WHAT YOU WILL DO:
Please pull out every line that includes the string "домѣ".
····················
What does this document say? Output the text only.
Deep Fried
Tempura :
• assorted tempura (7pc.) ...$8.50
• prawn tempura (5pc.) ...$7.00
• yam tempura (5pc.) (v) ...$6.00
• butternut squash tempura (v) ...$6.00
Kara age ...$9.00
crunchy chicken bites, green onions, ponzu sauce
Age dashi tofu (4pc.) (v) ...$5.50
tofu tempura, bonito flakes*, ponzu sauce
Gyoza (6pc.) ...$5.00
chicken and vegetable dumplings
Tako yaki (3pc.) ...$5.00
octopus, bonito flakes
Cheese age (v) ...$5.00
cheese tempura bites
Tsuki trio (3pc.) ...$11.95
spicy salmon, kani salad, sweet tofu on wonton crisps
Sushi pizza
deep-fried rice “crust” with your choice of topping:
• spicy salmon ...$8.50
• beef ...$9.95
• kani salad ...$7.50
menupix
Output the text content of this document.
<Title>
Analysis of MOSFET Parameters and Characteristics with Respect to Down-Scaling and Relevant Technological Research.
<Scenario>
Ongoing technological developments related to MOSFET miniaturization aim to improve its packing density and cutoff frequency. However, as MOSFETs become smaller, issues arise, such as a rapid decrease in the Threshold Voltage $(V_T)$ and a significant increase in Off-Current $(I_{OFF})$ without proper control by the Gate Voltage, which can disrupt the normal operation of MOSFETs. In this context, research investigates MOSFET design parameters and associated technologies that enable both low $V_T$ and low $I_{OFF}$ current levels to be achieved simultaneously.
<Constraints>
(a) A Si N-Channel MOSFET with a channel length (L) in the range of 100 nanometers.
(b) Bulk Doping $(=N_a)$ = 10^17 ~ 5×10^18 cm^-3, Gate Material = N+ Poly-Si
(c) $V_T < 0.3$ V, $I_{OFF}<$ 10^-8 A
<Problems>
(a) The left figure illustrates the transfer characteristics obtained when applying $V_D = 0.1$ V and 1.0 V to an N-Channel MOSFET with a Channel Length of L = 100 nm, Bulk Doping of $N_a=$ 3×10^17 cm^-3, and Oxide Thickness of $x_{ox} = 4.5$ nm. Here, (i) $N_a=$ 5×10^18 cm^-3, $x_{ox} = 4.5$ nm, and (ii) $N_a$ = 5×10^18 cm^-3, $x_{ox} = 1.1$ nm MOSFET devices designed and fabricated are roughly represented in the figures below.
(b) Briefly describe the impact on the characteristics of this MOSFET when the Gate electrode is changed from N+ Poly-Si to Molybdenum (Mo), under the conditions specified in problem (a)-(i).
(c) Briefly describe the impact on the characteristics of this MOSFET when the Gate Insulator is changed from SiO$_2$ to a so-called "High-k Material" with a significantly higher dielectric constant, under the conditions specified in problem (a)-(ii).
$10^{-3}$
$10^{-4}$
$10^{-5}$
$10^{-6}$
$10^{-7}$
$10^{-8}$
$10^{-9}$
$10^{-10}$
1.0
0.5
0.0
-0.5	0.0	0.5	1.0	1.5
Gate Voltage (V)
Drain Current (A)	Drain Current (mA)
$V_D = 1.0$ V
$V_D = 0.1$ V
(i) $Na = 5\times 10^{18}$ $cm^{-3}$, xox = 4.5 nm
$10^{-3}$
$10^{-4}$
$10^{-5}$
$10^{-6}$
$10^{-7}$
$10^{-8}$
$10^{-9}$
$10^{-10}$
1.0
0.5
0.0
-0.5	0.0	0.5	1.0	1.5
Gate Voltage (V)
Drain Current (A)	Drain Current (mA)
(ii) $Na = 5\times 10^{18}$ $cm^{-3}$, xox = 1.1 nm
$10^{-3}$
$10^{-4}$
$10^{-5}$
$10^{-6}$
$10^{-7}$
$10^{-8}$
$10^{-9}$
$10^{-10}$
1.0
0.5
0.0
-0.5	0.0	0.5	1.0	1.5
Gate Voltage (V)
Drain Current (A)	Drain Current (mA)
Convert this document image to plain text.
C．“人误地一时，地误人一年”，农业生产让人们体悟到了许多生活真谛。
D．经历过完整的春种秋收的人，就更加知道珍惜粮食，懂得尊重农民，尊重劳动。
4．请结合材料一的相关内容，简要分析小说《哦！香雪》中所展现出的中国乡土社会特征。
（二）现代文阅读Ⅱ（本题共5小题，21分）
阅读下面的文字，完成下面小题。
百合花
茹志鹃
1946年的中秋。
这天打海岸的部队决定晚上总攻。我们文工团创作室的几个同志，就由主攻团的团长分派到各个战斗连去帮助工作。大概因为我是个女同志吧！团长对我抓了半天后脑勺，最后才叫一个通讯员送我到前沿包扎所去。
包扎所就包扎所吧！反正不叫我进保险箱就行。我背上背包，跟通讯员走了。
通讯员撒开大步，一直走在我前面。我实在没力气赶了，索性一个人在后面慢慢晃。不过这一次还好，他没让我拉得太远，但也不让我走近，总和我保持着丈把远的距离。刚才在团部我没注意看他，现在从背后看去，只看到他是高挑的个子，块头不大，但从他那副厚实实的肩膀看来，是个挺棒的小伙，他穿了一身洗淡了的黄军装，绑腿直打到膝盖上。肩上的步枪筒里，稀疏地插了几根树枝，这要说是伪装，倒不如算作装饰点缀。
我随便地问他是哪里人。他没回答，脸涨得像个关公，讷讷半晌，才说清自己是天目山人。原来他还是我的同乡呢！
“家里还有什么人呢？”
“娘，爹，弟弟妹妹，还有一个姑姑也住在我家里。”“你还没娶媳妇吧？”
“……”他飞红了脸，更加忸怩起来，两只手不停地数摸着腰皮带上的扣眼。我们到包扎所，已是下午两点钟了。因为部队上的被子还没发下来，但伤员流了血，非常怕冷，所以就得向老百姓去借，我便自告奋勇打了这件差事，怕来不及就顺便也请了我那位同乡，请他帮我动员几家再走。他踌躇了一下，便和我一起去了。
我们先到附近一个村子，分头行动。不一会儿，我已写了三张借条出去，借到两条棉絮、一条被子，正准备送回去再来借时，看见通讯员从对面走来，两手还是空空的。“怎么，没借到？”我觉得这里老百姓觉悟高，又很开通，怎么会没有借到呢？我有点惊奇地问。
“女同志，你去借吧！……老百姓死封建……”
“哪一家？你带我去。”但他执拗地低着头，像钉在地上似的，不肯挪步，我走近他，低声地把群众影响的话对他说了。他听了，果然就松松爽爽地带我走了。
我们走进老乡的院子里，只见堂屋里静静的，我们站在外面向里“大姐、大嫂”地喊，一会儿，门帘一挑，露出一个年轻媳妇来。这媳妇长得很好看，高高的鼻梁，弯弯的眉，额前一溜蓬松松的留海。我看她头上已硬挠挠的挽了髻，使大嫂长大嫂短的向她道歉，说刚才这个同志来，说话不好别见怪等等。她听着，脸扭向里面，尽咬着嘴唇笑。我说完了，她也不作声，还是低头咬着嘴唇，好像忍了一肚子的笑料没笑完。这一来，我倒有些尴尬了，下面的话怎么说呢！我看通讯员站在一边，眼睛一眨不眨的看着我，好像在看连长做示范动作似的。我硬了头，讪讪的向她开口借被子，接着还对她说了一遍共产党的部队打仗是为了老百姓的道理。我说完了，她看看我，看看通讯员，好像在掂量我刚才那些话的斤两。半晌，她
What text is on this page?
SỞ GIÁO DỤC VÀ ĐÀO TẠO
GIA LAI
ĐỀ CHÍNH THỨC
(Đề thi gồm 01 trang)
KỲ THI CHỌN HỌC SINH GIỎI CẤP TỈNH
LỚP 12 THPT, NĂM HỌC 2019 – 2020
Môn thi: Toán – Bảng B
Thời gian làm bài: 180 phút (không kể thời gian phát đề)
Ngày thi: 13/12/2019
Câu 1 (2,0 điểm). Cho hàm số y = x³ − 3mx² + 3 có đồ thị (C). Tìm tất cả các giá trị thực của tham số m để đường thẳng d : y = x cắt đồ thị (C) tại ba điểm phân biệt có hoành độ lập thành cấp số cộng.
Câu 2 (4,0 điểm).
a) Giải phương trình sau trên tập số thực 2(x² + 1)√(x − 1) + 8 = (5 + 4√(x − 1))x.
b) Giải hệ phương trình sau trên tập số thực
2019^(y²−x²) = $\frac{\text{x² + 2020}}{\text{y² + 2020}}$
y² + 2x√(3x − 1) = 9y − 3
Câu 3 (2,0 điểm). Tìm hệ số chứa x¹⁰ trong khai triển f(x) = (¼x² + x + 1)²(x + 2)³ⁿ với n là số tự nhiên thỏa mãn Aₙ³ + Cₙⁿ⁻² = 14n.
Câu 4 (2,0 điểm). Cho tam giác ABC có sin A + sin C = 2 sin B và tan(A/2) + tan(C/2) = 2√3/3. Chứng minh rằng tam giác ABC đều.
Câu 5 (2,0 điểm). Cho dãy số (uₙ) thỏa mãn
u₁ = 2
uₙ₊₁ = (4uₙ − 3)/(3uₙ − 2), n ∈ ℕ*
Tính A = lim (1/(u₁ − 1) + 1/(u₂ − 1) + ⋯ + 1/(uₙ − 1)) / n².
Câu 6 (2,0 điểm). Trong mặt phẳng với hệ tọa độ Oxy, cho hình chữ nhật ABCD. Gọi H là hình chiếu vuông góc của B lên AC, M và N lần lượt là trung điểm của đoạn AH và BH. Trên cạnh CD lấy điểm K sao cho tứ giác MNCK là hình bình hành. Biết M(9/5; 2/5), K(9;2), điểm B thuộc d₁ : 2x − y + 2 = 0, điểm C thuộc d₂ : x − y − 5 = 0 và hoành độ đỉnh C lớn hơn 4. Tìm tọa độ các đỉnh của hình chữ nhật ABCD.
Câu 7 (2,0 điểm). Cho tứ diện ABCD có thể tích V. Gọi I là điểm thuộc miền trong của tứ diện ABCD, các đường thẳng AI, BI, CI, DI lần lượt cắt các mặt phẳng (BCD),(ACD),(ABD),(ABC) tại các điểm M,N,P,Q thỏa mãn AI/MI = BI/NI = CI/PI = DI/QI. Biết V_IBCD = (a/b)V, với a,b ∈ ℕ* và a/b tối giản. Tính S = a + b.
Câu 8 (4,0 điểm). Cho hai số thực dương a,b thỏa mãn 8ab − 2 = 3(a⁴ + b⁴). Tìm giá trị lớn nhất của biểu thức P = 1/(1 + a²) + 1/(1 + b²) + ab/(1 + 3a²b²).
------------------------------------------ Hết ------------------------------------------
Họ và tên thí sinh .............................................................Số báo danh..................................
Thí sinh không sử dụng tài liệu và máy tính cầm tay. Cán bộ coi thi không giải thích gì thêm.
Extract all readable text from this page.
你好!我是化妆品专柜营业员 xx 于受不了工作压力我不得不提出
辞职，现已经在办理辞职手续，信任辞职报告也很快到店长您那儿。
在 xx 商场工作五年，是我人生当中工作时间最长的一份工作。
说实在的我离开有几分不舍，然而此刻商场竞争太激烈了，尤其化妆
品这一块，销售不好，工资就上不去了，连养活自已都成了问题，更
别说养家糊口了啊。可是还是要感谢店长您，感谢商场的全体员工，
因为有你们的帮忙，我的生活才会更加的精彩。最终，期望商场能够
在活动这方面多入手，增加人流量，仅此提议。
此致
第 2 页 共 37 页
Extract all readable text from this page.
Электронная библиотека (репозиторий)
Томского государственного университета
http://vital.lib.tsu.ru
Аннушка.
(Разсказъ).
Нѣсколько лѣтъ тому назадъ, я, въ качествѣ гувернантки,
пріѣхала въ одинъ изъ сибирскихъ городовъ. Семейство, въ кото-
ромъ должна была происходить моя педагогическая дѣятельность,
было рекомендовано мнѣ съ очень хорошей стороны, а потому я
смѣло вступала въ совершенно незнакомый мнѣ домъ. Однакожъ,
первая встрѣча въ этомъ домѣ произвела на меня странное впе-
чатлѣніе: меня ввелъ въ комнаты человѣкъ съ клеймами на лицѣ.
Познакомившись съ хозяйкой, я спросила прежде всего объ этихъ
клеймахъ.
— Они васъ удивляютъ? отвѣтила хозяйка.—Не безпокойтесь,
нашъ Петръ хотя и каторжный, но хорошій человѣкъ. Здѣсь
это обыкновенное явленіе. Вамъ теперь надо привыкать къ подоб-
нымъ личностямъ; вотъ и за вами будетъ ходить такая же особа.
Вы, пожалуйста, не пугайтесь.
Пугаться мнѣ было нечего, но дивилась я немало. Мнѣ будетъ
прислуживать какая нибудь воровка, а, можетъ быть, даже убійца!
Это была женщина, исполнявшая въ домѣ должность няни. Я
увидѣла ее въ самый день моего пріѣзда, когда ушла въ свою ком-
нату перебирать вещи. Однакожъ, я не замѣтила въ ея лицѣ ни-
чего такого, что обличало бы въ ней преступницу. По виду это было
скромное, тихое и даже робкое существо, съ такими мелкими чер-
····················
EXPECTED ANSWER:
первая встрѣча въ этомъ домѣ произвела на меня странное впе-
Это была женщина, исполнявшая въ домѣ должность няни. Я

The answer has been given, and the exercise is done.